Print the entries below in their entirety, exactly as they are written.

[RECORDS PROVIDED]
::::::
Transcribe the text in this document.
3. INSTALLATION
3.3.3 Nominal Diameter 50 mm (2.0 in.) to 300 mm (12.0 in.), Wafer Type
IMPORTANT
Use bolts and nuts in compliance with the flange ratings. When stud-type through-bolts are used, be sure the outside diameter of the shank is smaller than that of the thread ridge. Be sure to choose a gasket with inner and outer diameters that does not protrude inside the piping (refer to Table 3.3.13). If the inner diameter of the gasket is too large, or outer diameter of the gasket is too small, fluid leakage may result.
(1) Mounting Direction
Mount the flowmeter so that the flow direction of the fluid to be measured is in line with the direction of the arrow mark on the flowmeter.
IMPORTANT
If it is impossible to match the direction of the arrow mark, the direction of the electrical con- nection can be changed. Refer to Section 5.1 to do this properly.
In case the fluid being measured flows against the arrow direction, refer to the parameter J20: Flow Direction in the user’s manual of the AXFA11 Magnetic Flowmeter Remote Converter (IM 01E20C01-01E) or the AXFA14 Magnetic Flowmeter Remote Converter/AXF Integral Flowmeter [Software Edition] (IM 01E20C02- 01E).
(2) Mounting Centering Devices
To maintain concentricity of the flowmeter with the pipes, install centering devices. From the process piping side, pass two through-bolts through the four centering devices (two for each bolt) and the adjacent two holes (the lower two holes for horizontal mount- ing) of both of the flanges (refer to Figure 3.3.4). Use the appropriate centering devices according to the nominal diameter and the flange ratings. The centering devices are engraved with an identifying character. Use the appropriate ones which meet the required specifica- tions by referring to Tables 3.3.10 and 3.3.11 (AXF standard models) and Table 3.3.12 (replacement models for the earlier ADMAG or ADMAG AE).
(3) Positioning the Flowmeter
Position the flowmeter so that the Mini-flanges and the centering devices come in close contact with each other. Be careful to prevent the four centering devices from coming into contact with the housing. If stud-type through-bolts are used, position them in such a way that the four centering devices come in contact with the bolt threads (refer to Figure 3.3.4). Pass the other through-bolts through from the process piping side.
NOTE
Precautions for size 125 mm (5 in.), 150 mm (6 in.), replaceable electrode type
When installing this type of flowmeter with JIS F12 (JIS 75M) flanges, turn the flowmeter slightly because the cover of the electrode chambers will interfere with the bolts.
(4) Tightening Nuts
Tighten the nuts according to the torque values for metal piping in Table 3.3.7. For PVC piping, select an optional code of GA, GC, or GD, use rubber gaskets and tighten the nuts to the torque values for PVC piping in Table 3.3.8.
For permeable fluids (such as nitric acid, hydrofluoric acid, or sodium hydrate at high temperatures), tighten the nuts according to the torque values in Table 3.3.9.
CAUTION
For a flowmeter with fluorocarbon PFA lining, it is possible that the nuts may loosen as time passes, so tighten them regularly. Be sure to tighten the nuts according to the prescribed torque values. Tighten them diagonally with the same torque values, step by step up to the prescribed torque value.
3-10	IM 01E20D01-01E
::::::
[COMPLETE OUTPUT]
Transcribe the text in this document.
3. INSTALLATION
3.3.3 Nominal Diameter 50 mm (2.0 in.) to 300 mm (12.0 in.), Wafer Type
IMPORTANT
Use bolts and nuts in compliance with the flange ratings. When stud-type through-bolts are used, be sure the outside diameter of the shank is smaller than that of the thread ridge. Be sure to choose a gasket with inner and outer diameters that does not protrude inside the piping (refer to Table 3.3.13). If the inner diameter of the gasket is too large, or outer diameter of the gasket is too small, fluid leakage may result.
(1) Mounting Direction
Mount the flowmeter so that the flow direction of the fluid to be measured is in line with the direction of the arrow mark on the flowmeter.
IMPORTANT
If it is impossible to match the direction of the arrow mark, the direction of the electrical con- nection can be changed. Refer to Section 5.1 to do this properly.
In case the fluid being measured flows against the arrow direction, refer to the parameter J20: Flow Direction in the user’s manual of the AXFA11 Magnetic Flowmeter Remote Converter (IM 01E20C01-01E) or the AXFA14 Magnetic Flowmeter Remote Converter/AXF Integral Flowmeter [Software Edition] (IM 01E20C02- 01E).
(2) Mounting Centering Devices
To maintain concentricity of the flowmeter with the pipes, install centering devices. From the process piping side, pass two through-bolts through the four centering devices (two for each bolt) and the adjacent two holes (the lower two holes for horizontal mount- ing) of both of the flanges (refer to Figure 3.3.4). Use the appropriate centering devices according to the nominal diameter and the flange ratings. The centering devices are engraved with an identifying character. Use the appropriate ones which meet the required specifica- tions by referring to Tables 3.3.10 and 3.3.11 (AXF standard models) and Table 3.3.12 (replacement models for the earlier ADMAG or ADMAG AE).
(3) Positioning the Flowmeter
Position the flowmeter so that the Mini-flanges and the centering devices come in close contact with each other. Be careful to prevent the four centering devices from coming into contact with the housing. If stud-type through-bolts are used, position them in such a way that the four centering devices come in contact with the bolt threads (refer to Figure 3.3.4). Pass the other through-bolts through from the process piping side.
NOTE
Precautions for size 125 mm (5 in.), 150 mm (6 in.), replaceable electrode type
When installing this type of flowmeter with JIS F12 (JIS 75M) flanges, turn the flowmeter slightly because the cover of the electrode chambers will interfere with the bolts.
(4) Tightening Nuts
Tighten the nuts according to the torque values for metal piping in Table 3.3.7. For PVC piping, select an optional code of GA, GC, or GD, use rubber gaskets and tighten the nuts to the torque values for PVC piping in Table 3.3.8.
For permeable fluids (such as nitric acid, hydrofluoric acid, or sodium hydrate at high temperatures), tighten the nuts according to the torque values in Table 3.3.9.
CAUTION
For a flowmeter with fluorocarbon PFA lining, it is possible that the nuts may loosen as time passes, so tighten them regularly. Be sure to tighten the nuts according to the prescribed torque values. Tighten them diagonally with the same torque values, step by step up to the prescribed torque value.
3-10	IM 01E20D01-01E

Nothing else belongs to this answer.